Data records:

——

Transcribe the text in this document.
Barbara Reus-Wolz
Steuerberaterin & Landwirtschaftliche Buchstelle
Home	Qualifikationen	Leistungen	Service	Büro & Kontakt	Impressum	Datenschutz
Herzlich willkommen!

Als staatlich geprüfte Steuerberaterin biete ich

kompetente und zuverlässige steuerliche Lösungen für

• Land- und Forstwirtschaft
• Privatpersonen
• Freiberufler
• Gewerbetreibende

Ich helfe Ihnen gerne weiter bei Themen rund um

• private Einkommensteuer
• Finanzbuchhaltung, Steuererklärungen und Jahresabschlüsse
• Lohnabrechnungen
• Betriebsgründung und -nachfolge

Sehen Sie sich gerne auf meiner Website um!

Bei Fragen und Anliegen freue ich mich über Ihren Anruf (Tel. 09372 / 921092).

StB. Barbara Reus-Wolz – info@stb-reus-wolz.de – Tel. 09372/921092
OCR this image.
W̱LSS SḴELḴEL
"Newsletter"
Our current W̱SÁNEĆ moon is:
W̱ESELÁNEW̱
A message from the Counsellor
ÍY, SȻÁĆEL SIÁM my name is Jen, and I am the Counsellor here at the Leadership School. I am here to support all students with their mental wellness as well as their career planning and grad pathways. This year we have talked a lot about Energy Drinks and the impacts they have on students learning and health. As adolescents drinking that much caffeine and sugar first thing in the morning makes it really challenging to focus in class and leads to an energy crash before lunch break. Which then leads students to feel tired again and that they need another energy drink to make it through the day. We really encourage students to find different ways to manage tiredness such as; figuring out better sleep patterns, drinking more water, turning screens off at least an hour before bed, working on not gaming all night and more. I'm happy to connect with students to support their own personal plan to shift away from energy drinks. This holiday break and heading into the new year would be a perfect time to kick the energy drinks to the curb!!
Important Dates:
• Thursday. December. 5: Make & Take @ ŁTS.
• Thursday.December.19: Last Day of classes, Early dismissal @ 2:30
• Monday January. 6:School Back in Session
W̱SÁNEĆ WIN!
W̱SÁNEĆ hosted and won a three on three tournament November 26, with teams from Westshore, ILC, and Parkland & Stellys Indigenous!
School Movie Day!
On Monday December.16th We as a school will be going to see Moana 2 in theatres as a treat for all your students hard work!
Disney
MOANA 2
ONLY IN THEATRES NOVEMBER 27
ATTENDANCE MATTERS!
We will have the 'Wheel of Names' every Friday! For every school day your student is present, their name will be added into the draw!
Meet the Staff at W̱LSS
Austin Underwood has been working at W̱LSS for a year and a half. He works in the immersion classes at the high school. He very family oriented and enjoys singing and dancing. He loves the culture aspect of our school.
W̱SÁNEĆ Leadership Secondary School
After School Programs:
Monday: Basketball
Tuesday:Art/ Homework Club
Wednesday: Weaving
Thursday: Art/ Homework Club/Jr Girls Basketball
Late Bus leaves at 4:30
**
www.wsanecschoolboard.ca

——

▶ **Work instructions**
Transcribe the whole listing with nothing added or left out.

▶ **Reply**
Transcribe the text in this document.
Barbara Reus-Wolz
Steuerberaterin & Landwirtschaftliche Buchstelle
Home	Qualifikationen	Leistungen	Service	Büro & Kontakt	Impressum	Datenschutz
Herzlich willkommen!

Als staatlich geprüfte Steuerberaterin biete ich

kompetente und zuverlässige steuerliche Lösungen für

• Land- und Forstwirtschaft
• Privatpersonen
• Freiberufler
• Gewerbetreibende

Ich helfe Ihnen gerne weiter bei Themen rund um

• private Einkommensteuer
• Finanzbuchhaltung, Steuererklärungen und Jahresabschlüsse
• Lohnabrechnungen
• Betriebsgründung und -nachfolge

Sehen Sie sich gerne auf meiner Website um!

Bei Fragen und Anliegen freue ich mich über Ihren Anruf (Tel. 09372 / 921092).

StB. Barbara Reus-Wolz – info@stb-reus-wolz.de – Tel. 09372/921092
OCR this image.
W̱LSS SḴELḴEL
"Newsletter"
Our current W̱SÁNEĆ moon is:
W̱ESELÁNEW̱
A message from the Counsellor
ÍY, SȻÁĆEL SIÁM my name is Jen, and I am the Counsellor here at the Leadership School. I am here to support all students with their mental wellness as well as their career planning and grad pathways. This year we have talked a lot about Energy Drinks and the impacts they have on students learning and health. As adolescents drinking that much caffeine and sugar first thing in the morning makes it really challenging to focus in class and leads to an energy crash before lunch break. Which then leads students to feel tired again and that they need another energy drink to make it through the day. We really encourage students to find different ways to manage tiredness such as; figuring out better sleep patterns, drinking more water, turning screens off at least an hour before bed, working on not gaming all night and more. I'm happy to connect with students to support their own personal plan to shift away from energy drinks. This holiday break and heading into the new year would be a perfect time to kick the energy drinks to the curb!!
Important Dates:
• Thursday. December. 5: Make & Take @ ŁTS.
• Thursday.December.19: Last Day of classes, Early dismissal @ 2:30
• Monday January. 6:School Back in Session
W̱SÁNEĆ WIN!
W̱SÁNEĆ hosted and won a three on three tournament November 26, with teams from Westshore, ILC, and Parkland & Stellys Indigenous!
School Movie Day!
On Monday December.16th We as a school will be going to see Moana 2 in theatres as a treat for all your students hard work!
Disney
MOANA 2
ONLY IN THEATRES NOVEMBER 27
ATTENDANCE MATTERS!
We will have the 'Wheel of Names' every Friday! For every school day your student is present, their name will be added into the draw!
Meet the Staff at W̱LSS
Austin Underwood has been working at W̱LSS for a year and a half. He works in the immersion classes at the high school. He very family oriented and enjoys singing and dancing. He loves the culture aspect of our school.
W̱SÁNEĆ Leadership Secondary School
After School Programs:
Monday: Basketball
Tuesday:Art/ Homework Club
Wednesday: Weaving
Thursday: Art/ Homework Club/Jr Girls Basketball
Late Bus leaves at 4:30
**
www.wsanecschoolboard.ca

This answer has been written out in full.